==== Data supplied

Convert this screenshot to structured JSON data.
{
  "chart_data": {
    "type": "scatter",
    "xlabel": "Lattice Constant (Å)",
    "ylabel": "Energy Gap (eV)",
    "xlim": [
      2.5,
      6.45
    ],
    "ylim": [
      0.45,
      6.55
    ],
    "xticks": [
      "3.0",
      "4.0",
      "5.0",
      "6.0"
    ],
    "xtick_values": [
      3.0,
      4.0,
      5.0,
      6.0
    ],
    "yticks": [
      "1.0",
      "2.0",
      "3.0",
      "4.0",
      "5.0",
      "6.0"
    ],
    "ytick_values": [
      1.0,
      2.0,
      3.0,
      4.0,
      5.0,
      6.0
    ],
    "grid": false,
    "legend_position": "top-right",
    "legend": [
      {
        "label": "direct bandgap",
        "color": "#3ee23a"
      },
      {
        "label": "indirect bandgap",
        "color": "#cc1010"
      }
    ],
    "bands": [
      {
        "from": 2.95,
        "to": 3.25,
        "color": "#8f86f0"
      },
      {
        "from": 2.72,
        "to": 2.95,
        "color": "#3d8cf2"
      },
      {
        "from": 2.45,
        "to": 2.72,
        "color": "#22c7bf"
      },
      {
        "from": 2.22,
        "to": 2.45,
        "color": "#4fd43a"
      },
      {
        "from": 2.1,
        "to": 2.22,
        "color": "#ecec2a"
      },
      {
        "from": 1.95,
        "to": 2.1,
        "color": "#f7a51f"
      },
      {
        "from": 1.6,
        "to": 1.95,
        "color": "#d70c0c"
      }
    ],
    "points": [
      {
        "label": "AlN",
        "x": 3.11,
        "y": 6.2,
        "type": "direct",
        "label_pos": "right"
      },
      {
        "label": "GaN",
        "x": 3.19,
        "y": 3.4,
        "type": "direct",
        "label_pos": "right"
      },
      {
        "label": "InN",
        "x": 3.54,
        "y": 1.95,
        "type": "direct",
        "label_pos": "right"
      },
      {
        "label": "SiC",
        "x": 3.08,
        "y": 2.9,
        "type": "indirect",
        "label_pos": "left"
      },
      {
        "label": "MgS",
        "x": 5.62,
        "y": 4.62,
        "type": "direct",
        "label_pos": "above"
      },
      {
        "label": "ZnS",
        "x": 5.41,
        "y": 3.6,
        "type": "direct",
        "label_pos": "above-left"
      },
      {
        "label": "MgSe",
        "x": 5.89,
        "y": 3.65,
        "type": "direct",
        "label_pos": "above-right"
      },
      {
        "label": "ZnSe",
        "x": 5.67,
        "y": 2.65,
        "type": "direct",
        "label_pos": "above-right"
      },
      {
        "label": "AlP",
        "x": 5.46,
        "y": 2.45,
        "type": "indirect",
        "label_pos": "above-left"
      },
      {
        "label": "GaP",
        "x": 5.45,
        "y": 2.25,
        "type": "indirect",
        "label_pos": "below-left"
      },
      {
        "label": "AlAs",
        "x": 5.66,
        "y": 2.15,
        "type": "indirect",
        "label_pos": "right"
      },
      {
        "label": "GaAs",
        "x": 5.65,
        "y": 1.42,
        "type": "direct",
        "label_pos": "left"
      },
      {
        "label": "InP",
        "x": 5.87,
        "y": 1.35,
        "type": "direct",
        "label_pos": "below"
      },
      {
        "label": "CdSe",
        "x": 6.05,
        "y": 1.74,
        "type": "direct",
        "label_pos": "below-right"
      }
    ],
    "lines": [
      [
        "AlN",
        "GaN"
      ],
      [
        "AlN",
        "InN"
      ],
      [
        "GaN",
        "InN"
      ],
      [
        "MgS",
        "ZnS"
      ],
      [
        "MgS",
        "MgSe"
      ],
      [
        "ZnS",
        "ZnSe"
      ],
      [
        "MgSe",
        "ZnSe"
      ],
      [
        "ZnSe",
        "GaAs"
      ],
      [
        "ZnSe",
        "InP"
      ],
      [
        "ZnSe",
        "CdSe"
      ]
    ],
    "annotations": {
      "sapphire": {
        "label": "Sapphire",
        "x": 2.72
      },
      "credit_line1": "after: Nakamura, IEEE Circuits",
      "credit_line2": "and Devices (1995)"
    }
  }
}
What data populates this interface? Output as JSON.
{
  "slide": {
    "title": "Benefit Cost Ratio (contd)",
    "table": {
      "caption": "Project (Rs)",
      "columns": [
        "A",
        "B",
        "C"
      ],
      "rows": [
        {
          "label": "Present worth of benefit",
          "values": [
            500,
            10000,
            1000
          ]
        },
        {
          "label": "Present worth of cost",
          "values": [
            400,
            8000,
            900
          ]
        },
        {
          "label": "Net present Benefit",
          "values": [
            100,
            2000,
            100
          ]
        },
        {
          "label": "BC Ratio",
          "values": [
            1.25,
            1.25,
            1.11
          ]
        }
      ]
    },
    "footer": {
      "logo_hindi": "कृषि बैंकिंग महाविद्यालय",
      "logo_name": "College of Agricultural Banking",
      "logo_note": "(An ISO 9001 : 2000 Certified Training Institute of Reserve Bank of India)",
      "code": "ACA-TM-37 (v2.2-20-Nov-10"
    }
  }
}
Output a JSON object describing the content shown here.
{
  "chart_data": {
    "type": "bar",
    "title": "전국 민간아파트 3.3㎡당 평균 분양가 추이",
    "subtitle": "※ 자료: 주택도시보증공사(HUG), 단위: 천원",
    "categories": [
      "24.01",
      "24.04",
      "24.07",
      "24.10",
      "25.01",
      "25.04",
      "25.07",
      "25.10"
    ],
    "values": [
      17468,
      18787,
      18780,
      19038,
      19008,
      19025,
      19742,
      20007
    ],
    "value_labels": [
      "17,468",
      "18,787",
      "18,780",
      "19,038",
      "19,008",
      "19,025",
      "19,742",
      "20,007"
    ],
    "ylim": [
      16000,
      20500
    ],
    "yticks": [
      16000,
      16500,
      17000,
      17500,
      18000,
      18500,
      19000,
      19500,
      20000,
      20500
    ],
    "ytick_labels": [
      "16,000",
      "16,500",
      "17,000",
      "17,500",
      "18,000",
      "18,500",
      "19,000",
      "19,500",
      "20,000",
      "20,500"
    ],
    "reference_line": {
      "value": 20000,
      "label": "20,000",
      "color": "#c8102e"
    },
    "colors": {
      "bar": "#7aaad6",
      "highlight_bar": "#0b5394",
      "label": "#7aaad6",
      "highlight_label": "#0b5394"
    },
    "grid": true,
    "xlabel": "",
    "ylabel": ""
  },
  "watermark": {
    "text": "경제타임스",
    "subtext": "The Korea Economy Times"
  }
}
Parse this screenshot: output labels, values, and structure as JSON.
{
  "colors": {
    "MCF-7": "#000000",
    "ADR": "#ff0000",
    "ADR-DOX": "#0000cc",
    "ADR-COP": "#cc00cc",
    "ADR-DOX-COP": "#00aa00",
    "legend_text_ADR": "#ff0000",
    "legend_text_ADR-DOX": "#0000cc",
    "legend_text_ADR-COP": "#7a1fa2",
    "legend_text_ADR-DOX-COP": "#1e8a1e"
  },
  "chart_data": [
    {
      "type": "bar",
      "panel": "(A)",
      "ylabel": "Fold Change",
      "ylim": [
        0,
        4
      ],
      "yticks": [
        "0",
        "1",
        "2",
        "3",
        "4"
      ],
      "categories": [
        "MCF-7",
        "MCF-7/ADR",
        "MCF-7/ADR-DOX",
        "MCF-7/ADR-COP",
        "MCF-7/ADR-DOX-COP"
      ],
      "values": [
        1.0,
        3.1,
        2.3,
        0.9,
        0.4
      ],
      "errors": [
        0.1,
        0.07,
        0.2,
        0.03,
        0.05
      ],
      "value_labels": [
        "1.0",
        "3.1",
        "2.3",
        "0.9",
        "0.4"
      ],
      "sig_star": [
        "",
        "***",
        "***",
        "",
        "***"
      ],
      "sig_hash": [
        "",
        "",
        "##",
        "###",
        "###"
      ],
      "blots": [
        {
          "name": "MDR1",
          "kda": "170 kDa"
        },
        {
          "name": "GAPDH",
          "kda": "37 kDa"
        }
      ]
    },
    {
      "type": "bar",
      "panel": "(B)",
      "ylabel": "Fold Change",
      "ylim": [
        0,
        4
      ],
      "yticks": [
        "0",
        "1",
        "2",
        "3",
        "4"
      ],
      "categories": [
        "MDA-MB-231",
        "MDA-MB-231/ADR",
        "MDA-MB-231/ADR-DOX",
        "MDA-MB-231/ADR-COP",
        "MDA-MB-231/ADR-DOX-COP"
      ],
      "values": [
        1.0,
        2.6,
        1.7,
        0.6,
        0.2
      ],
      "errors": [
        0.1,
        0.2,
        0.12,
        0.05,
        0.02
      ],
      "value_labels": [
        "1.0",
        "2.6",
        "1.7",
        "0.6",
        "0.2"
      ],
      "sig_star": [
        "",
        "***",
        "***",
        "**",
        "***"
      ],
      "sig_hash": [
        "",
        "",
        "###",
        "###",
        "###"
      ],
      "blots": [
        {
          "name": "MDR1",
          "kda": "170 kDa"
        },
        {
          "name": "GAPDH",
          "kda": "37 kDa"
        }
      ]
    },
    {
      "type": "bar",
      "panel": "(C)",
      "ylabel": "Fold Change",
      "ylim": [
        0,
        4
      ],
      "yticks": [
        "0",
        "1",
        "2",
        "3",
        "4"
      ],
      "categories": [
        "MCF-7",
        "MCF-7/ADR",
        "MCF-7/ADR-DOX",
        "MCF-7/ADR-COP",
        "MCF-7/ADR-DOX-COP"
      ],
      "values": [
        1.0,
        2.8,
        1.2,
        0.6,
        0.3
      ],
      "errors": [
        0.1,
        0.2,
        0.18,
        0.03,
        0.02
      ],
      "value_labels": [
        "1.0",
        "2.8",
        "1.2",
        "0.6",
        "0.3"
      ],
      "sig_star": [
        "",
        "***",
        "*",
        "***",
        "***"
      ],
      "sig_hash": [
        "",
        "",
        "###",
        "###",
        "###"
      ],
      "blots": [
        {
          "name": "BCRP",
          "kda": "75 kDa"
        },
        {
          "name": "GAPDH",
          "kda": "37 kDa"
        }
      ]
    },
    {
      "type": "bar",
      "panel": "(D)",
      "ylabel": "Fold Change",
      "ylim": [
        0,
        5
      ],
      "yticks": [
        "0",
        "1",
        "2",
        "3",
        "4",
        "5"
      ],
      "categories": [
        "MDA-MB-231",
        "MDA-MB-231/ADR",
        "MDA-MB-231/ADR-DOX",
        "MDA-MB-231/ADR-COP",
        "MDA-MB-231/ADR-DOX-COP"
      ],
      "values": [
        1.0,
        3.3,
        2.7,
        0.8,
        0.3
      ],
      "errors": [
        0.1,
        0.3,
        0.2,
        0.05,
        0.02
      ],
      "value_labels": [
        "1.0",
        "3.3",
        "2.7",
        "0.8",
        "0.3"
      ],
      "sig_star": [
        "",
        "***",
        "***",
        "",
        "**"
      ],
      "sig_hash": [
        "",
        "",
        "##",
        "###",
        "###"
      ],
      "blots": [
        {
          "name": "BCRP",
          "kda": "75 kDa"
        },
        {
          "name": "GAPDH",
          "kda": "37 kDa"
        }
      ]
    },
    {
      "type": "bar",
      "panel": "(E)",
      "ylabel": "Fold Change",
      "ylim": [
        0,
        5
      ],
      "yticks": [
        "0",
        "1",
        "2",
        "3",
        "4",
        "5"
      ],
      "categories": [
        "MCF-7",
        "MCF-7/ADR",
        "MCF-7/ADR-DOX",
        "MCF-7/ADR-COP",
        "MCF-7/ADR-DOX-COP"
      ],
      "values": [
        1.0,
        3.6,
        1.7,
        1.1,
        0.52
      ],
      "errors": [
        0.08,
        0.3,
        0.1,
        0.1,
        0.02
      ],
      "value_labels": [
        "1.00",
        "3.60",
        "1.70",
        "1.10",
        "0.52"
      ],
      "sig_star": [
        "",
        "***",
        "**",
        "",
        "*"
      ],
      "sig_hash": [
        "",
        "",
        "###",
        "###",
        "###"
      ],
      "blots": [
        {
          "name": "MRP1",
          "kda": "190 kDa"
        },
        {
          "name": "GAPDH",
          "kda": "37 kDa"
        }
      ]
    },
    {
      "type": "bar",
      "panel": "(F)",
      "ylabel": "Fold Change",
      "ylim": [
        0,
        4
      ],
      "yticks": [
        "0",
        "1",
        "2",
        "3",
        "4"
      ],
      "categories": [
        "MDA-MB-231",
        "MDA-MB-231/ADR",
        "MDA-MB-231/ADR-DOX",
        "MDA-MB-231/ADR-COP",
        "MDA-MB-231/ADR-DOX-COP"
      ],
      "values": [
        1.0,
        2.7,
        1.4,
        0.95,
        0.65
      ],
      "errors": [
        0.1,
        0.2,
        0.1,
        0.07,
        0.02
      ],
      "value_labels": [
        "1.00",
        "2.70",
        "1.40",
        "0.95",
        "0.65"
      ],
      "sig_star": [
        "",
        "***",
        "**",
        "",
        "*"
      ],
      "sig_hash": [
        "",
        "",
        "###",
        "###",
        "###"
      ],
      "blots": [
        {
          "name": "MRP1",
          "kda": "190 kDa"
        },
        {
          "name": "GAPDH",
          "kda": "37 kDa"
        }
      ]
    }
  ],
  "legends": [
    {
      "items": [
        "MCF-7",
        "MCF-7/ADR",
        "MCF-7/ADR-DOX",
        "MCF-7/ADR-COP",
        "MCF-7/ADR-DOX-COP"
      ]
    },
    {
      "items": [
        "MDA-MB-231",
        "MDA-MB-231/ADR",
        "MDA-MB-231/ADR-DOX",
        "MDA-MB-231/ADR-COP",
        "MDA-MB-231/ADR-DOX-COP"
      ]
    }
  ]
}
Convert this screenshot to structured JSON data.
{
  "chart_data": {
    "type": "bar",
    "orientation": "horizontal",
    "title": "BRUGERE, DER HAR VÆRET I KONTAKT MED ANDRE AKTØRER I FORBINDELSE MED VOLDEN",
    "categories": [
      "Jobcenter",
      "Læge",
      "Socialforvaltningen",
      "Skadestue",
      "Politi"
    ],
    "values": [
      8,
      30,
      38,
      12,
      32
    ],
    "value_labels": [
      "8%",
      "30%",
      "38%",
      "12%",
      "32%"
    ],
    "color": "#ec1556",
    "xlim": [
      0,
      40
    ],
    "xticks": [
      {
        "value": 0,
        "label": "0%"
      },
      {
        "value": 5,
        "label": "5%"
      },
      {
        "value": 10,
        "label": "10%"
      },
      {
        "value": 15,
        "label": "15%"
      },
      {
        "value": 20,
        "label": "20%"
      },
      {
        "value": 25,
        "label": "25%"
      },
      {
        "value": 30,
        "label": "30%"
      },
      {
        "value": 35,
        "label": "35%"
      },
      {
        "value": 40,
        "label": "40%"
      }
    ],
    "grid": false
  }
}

========

Exercise description => Using the listing above, pull out all lines that hold the word "this".

Solved exercise =>
Convert this screenshot to structured JSON data.
What data populates this interface? Output as JSON.
Parse this screenshot: output labels, values, and structure as JSON.
Convert this screenshot to structured JSON data.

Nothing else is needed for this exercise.